WHAT IS EXPECTED -> Extend the travel piece about searching for a Bulgarian soccer shirt after a match in Sofia, starting right after its last sentence.

DOCUMENT SECTION ->
···

Since this match is over seven years old at this point I don’t have a write up for it, but I do have a short piece I wrote for an undergraduate travel writing course at the University of Colorado regarding the shirt I was able to get, which is also posted in the Football shirts category. The writing is below, followed by a few match day photos.

 

We had tried everything. We had been to the team store before the game, but the lady had shooed us away, without so much as an explanation. We had been to the team store after the game, but this time not even the woman was there. Determined not to give up, I went back into the stadium just as everyone was clearing out. The late autumn sun was setting over Sofia, and it looked like that same sun was going to set on my little adventure to find a Bulgarian soccer shirt. Soon my friend Jill and I were left in the stadium, with only the television crews still cleaning up wiring. We walked down to the gate through which we had entered, but it was locked. We walked up to the stand and continued down the stairs, and out onto the playing surface. No one, it seemed, wanted to acknowledge our presence. It was as if we were foreign ghosts. We drifted onto the field and into the stadium towards the locker rooms, aimlessly. Soon, a man came out and ushered us out.

···

RECORDED DATA ->

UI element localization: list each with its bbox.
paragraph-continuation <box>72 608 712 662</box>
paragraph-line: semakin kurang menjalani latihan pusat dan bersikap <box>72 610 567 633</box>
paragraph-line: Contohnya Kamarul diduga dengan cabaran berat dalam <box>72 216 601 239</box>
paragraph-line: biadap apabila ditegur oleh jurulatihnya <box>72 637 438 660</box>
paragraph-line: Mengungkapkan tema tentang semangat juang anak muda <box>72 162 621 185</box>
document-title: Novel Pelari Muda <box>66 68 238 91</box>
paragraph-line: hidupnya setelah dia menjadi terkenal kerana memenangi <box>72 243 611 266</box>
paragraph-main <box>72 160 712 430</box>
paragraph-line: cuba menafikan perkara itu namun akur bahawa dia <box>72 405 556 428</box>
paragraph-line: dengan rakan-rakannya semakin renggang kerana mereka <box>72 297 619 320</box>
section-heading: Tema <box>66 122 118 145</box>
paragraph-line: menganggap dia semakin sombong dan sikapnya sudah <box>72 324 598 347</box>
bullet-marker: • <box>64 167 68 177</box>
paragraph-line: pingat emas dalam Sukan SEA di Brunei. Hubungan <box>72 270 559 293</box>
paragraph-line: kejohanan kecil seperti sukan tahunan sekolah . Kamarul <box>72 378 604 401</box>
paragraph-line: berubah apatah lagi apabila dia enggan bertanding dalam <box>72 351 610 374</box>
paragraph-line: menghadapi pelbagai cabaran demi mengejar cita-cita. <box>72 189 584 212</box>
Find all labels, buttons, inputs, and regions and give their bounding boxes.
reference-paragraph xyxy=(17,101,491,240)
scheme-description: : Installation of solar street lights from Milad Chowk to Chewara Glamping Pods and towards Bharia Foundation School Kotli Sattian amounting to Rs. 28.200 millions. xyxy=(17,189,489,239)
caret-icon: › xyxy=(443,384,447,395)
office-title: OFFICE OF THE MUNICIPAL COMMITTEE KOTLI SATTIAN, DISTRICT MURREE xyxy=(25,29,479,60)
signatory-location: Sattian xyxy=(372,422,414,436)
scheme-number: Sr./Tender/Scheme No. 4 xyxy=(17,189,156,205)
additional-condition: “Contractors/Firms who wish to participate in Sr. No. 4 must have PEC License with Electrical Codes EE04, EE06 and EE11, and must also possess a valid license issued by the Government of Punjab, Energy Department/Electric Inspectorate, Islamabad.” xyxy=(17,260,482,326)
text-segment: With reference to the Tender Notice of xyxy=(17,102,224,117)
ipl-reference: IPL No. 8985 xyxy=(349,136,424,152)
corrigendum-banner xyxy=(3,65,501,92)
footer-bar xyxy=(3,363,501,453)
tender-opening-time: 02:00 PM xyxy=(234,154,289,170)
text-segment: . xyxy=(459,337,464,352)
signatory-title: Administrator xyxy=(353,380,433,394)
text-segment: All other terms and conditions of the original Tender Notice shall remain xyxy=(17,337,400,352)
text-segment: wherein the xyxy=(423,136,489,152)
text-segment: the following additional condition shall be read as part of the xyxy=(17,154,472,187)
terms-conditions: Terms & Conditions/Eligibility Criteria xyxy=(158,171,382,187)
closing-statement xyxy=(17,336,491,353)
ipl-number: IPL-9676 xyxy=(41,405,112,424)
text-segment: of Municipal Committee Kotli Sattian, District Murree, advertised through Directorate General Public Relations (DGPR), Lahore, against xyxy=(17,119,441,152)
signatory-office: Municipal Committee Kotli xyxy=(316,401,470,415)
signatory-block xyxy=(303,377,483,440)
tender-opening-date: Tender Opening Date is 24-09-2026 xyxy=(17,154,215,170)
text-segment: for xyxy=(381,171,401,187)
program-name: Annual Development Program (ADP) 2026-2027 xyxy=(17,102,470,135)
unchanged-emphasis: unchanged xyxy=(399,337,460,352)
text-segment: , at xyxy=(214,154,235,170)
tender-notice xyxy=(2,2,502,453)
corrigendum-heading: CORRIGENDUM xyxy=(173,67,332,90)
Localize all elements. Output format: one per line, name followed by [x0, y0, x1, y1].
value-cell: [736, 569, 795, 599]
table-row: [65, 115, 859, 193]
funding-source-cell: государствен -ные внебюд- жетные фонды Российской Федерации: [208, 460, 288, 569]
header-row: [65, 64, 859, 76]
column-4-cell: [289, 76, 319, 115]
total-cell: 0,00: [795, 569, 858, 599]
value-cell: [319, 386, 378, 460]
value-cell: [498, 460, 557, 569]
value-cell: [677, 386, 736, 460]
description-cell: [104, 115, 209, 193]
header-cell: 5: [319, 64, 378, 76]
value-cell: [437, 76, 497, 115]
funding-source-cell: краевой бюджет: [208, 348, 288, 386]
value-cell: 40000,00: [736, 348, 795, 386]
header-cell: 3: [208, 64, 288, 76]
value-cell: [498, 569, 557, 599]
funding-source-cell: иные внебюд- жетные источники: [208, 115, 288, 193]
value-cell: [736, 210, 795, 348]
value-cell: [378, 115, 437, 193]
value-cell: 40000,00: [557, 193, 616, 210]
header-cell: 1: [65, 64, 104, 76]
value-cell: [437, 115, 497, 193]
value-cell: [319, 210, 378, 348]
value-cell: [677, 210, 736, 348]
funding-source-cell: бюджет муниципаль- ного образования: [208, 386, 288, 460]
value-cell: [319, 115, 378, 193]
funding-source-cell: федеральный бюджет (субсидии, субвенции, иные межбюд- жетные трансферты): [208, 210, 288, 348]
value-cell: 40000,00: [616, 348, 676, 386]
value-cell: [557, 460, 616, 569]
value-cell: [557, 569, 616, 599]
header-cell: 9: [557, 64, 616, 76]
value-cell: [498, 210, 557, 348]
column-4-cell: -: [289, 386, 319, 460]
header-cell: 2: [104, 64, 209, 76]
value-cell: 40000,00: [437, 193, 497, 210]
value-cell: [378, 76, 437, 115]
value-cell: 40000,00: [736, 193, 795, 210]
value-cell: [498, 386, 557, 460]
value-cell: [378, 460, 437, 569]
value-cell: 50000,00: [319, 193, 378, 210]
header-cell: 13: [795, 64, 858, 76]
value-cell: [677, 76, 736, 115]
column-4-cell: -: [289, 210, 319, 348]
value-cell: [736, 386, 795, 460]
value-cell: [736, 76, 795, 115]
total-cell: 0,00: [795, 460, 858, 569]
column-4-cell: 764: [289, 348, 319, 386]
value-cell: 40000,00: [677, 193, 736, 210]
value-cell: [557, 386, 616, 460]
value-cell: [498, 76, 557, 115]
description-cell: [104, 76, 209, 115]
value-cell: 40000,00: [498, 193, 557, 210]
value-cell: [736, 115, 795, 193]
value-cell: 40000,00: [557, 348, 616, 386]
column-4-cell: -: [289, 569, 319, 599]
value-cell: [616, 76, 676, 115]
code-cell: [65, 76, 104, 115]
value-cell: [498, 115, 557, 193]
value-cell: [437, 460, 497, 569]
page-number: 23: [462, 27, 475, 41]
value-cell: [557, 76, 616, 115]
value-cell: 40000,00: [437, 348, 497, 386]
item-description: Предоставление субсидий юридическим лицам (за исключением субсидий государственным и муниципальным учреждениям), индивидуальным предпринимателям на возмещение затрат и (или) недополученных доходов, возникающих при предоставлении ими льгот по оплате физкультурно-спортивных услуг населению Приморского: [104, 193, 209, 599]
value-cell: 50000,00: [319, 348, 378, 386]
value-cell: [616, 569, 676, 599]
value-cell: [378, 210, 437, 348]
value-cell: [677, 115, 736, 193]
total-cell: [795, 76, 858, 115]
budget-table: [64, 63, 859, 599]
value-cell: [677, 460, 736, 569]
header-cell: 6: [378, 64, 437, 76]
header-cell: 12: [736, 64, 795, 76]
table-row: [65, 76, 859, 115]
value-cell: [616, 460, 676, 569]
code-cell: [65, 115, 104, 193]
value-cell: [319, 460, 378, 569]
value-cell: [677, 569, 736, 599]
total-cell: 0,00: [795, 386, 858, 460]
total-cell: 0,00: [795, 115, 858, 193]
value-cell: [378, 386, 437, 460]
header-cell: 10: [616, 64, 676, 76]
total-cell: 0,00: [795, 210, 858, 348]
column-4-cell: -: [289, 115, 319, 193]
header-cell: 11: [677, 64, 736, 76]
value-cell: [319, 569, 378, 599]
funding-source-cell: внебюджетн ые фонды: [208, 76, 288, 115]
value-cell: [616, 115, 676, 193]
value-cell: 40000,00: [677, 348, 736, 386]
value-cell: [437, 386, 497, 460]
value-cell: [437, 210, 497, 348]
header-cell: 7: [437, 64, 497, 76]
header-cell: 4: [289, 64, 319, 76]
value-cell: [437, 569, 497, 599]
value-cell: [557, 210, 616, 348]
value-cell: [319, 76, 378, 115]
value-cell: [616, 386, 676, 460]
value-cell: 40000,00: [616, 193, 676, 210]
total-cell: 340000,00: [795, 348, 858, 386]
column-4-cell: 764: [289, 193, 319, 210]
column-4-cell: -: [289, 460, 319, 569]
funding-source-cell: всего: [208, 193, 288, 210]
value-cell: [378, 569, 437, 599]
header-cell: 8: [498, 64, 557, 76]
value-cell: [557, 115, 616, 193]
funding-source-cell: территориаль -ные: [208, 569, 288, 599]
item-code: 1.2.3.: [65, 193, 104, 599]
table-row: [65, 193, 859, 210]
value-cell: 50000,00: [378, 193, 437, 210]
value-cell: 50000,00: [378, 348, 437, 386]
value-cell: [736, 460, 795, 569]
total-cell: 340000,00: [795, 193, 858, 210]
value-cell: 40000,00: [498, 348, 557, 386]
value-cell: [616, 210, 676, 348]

···

RESULT BELOW ->
“No, only team,” He said in accented English.

“But, shirt, shirt!” I pleaded, tugging at my shirt.

“No English, out,” the man said, ushering us back out of the tunnel and he pointed up, towards where we had come, and the television booth. We thanked the man and walked to where he had pointed, to a rickety fire escape that was to be, theoretically, used by the television crews in the event of any unfortunate situations, which were never too far away from any soccer match in Eastern Europe.

We traversed down the fire escape and found ourselves outside, in the parking lot, in the midst of a sea of media. Players were being interviewed, and I was still tugging at my shirt, desperate to find someone who spoke English to whom I might direct my query. A kind old man saw my desperation and, quietly, took my arm leading me to yet another person. Despite not knowing any English, he knew exactly what I was looking for. Was this an example of Balkan bureaucracy I wondered, inherited from the Ottoman and Soviet Empires who were both former overlords of the grand city of Sofia? The old man led me to, what I recognized at least, was the press attaché, and said a few words in Bulgarian to the man.

“So, you want a Levski shirt?” asked the attaché.

“Yes, if that is possible,” I told him, explaining that I had looked all over the city and had been to the store at the stadium twice, both before and after the game.

“Why is it so hard to find a soccer shirt?” I asked him, finally.

“Because,” he paused, “This is Bulgaria”. We both laughed, and he called his brother to open the store. Within five minutes, I had experienced the kindness of the Bulgarian people and succeeded in what had only moments ago seemed impossible.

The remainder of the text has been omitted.